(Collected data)
┌──

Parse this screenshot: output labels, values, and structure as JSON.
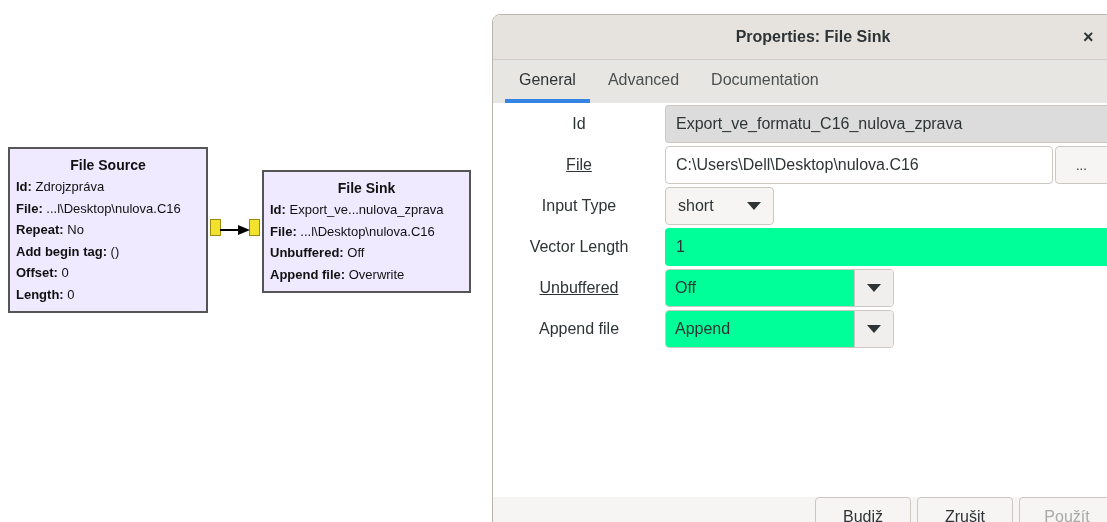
{
  "canvas": {
    "blocks": [
      {
        "title": "File Source",
        "has_input": false,
        "has_output": true,
        "params": [
          {
            "name": "Id:",
            "value": "Zdrojzpráva"
          },
          {
            "name": "File:",
            "value": "...l\\Desktop\\nulova.C16"
          },
          {
            "name": "Repeat:",
            "value": "No"
          },
          {
            "name": "Add begin tag:",
            "value": "()"
          },
          {
            "name": "Offset:",
            "value": "0"
          },
          {
            "name": "Length:",
            "value": "0"
          }
        ]
      },
      {
        "title": "File Sink",
        "has_input": true,
        "has_output": false,
        "params": [
          {
            "name": "Id:",
            "value": "Export_ve...nulova_zprava"
          },
          {
            "name": "File:",
            "value": "...l\\Desktop\\nulova.C16"
          },
          {
            "name": "Unbuffered:",
            "value": "Off"
          },
          {
            "name": "Append file:",
            "value": "Overwrite"
          }
        ]
      }
    ]
  },
  "dialog": {
    "title": "Properties: File Sink",
    "close": "×",
    "tabs": [
      {
        "label": "General",
        "selected": true
      },
      {
        "label": "Advanced",
        "selected": false
      },
      {
        "label": "Documentation",
        "selected": false
      }
    ],
    "fields": [
      {
        "label": "Id",
        "kind": "entry",
        "value": "Export_ve_formatu_C16_nulova_zprava",
        "underlined": false,
        "highlighted": false,
        "readonly": true
      },
      {
        "label": "File",
        "kind": "file",
        "value": "C:\\Users\\Dell\\Desktop\\nulova.C16",
        "button": "...",
        "underlined": true,
        "highlighted": false
      },
      {
        "label": "Input Type",
        "kind": "menu",
        "value": "short",
        "underlined": false,
        "highlighted": false
      },
      {
        "label": "Vector Length",
        "kind": "entry",
        "value": "1",
        "underlined": false,
        "highlighted": true,
        "readonly": false
      },
      {
        "label": "Unbuffered",
        "kind": "combo",
        "value": "Off",
        "underlined": true,
        "highlighted": true
      },
      {
        "label": "Append file",
        "kind": "combo",
        "value": "Append",
        "underlined": false,
        "highlighted": true
      }
    ],
    "buttons": [
      {
        "label": "Budiž",
        "disabled": false
      },
      {
        "label": "Zrušit",
        "disabled": false
      },
      {
        "label": "Použít",
        "disabled": true
      }
    ]
  }
}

└──

* **Exercise details**: Copy every record character for character. Skip the pictures.

* **Answer for the task**:
Parse this screenshot: output labels, values, and structure as JSON.
{
  "canvas": {
    "blocks": [
      {
        "title": "File Source",
        "has_input": false,
        "has_output": true,
        "params": [
          {
            "name": "Id:",
            "value": "Zdrojzpráva"
          },
          {
            "name": "File:",
            "value": "...l\\Desktop\\nulova.C16"
          },
          {
            "name": "Repeat:",
            "value": "No"
          },
          {
            "name": "Add begin tag:",
            "value": "()"
          },
          {
            "name": "Offset:",
            "value": "0"
          },
          {
            "name": "Length:",
            "value": "0"
          }
        ]
      },
      {
        "title": "File Sink",
        "has_input": true,
        "has_output": false,
        "params": [
          {
            "name": "Id:",
            "value": "Export_ve...nulova_zprava"
          },
          {
            "name": "File:",
            "value": "...l\\Desktop\\nulova.C16"
          },
          {
            "name": "Unbuffered:",
            "value": "Off"
          },
          {
            "name": "Append file:",
            "value": "Overwrite"
          }
        ]
      }
    ]
  },
  "dialog": {
    "title": "Properties: File Sink",
    "close": "×",
    "tabs": [
      {
        "label": "General",
        "selected": true
      },
      {
        "label": "Advanced",
        "selected": false
      },
      {
        "label": "Documentation",
        "selected": false
      }
    ],
    "fields": [
      {
        "label": "Id",
        "kind": "entry",
        "value": "Export_ve_formatu_C16_nulova_zprava",
        "underlined": false,
        "highlighted": false,
        "readonly": true
      },
      {
        "label": "File",
        "kind": "file",
        "value": "C:\\Users\\Dell\\Desktop\\nulova.C16",
        "button": "...",
        "underlined": true,
        "highlighted": false
      },
      {
        "label": "Input Type",
        "kind": "menu",
        "value": "short",
        "underlined": false,
        "highlighted": false
      },
      {
        "label": "Vector Length",
        "kind": "entry",
        "value": "1",
        "underlined": false,
        "highlighted": true,
        "readonly": false
      },
      {
        "label": "Unbuffered",
        "kind": "combo",
        "value": "Off",
        "underlined": true,
        "highlighted": true
      },
      {
        "label": "Append file",
        "kind": "combo",
        "value": "Append",
        "underlined": false,
        "highlighted": true
      }
    ],
    "buttons": [
      {
        "label": "Budiž",
        "disabled": false
      },
      {
        "label": "Zrušit",
        "disabled": false
      },
      {
        "label": "Použít",
        "disabled": true
      }
    ]
  }
}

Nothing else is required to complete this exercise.